## Text section
Then like trying to be like, what does society think of a man? And now it's like it's like the opposite of what like society was telling me women all the time, and now you're like, what was what I gotta do to be a man and then trying to like walk lower and it's yeah, wow. So then that was very interesting. So that was yeah, I remember I remember doing that, and then yeah, he shook me a little bit. But and so then I was like woke up from that and that was good. And then I guess yeah, stepped into really the most authentic part of myself. And so again, a really part of like emotional and all of that is just really actually having that recognition. Like I can't even explain that happiness. Like it's just can't even explain it. So it was but yeah, just huge and yeah, I guess just yeah, feeling seen, feeling understood. Um not realizing just like how much you were never understood, and how much you always, you know, felt alone in a way because there was this huge, you know, I feel like everyone always felt so close to me growing up, but I never really always would feel that back because I was like there was so much of them they didn't know or didn't see, so it felt hard to have that. It always kind of felt one-sided. So feeling like I could really let people win and like just like as if I was like letting the sun come on me for the first time.

SPEAKER_05

So it was like um it was warm and and and really good and just yeah, it was received well and like having those authentic connections because you're finally in a place where you're authentically you, right? So it's like being able to afford those connections. Because true, like it's so hard to do that when you're not feeling authentic.

SPEAKER_02

Yeah, it's like they're like, I love you, and you're like, but you're not even loving me. Yeah, you don't know. I mean like you're loving this version that it's like so you would never really feel like genuine in that sense.

SPEAKER_05

So and so how do you feel now? I guess 10 years, 12 years down the track.

SPEAKER_02

Yeah, so like it's yeah, it's it's it is wild, honestly, but like yeah, just amazing. Like I can't believe the life I do have. Yeah, you know, um, especially just to thinking what it was like being like didn't even know what it was, didn't even know there was this world out there, and then being where I'm at now, like so happy in myself, like doing all that work, like there was a lot of work. We did it, we did a lot of work. Um but you gotta do it. You gotta do it. That's the most important work you can do. Like if it's not like if it's not to you, then like honestly, like that is the most important work. So then you course you can show it better for everyone else. But um, and then it allowed me to like in a way, like literally have the life I've always wanted. And like again, even just like with I'm not gonna try to get emotional, yeah. Um But yeah, just even with like then obviously like falling in love with like am I like love my life, but um you know, and allowing that even in, you know, um, and I wouldn't even been able to have a love so rich and deep if I didn't personally show that to myself, but even like said accept myself and go through all of that, and then now it's just you know, just like the softest, safest place to land. So it's just um really that's so beautiful.

## Task requirements
**a)** In the interview about living authentically, how many years back does the interviewer place those events when asking how the speaker feels now?
**b)** Carry on the interview about living authentically from its last sentence.

## Data extracts
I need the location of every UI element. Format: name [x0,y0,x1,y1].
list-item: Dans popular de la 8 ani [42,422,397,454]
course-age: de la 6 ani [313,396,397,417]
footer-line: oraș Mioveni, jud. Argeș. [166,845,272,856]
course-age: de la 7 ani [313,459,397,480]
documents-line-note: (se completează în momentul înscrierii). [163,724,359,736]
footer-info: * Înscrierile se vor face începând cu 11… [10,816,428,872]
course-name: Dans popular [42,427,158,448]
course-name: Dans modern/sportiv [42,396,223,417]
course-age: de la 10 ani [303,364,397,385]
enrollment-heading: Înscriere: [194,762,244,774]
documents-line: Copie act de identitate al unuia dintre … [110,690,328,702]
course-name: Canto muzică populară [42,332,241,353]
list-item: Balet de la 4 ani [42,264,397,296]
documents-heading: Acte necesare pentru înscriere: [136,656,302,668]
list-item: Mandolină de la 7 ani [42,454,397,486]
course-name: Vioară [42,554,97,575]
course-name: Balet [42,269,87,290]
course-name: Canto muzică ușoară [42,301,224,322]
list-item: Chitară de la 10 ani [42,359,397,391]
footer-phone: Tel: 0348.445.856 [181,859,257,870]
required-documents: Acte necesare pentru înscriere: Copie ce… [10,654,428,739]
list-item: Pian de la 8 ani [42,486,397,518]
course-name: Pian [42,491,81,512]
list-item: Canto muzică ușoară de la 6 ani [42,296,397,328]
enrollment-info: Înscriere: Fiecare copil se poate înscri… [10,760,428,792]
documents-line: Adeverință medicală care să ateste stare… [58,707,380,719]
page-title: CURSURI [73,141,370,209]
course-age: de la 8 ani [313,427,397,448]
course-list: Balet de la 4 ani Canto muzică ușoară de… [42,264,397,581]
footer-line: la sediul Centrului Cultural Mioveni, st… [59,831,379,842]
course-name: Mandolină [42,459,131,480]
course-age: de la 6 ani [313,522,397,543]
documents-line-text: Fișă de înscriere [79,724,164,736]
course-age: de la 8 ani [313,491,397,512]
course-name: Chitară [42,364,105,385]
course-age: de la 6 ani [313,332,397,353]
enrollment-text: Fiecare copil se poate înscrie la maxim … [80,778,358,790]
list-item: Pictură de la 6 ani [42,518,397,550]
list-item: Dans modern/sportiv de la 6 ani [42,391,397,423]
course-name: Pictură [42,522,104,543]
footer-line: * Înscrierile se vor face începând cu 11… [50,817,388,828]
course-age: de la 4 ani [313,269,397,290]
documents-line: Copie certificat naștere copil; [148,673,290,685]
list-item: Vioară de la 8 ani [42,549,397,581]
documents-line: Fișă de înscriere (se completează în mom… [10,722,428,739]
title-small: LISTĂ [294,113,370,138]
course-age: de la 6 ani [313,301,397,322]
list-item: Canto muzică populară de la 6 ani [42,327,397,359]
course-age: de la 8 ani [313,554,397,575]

## Set of answers
**a)** 10 or 12 years.

**b)**
SPEAKER_05

Stoked, stoked, yeah. I'm stoked for you. Thank you so much for showing me. I didn't cry in that. I was like you did very well. Is it because of the testosterone?

SPEAKER_01

Honestly. But it not tea. T is not for tears. Yeah, that is the yeah. No more tears.

SPEAKER_02

Yeah, we'll call it NT, no tears. Like it like stops. I feel like it was probably like after the first like year, and then you kind of like regular. And so now I can we're crying. We're crying. But again, I'm more like in touch, you know, even with that.

SPEAKER_05

So, Shamani, is there anything that you wanted to add about accessing the healthcare?

SPEAKER_01

Oh yeah, I actually just like as a clinician that sort of practices in this area, do you mind just Yeah, go for it.

SPEAKER_02

Go, honestly.

SPEAKER_01

Touching on um just because I love medicine, laws and science. Um, just like what kind how was your tea, what kind it was, were you on any other medications, have you gone through any s surgeries, I guess? Or has there been any like speech pathology or that sort of stuff? Like could you just run us through some of the medical interventions that you've had in your transition?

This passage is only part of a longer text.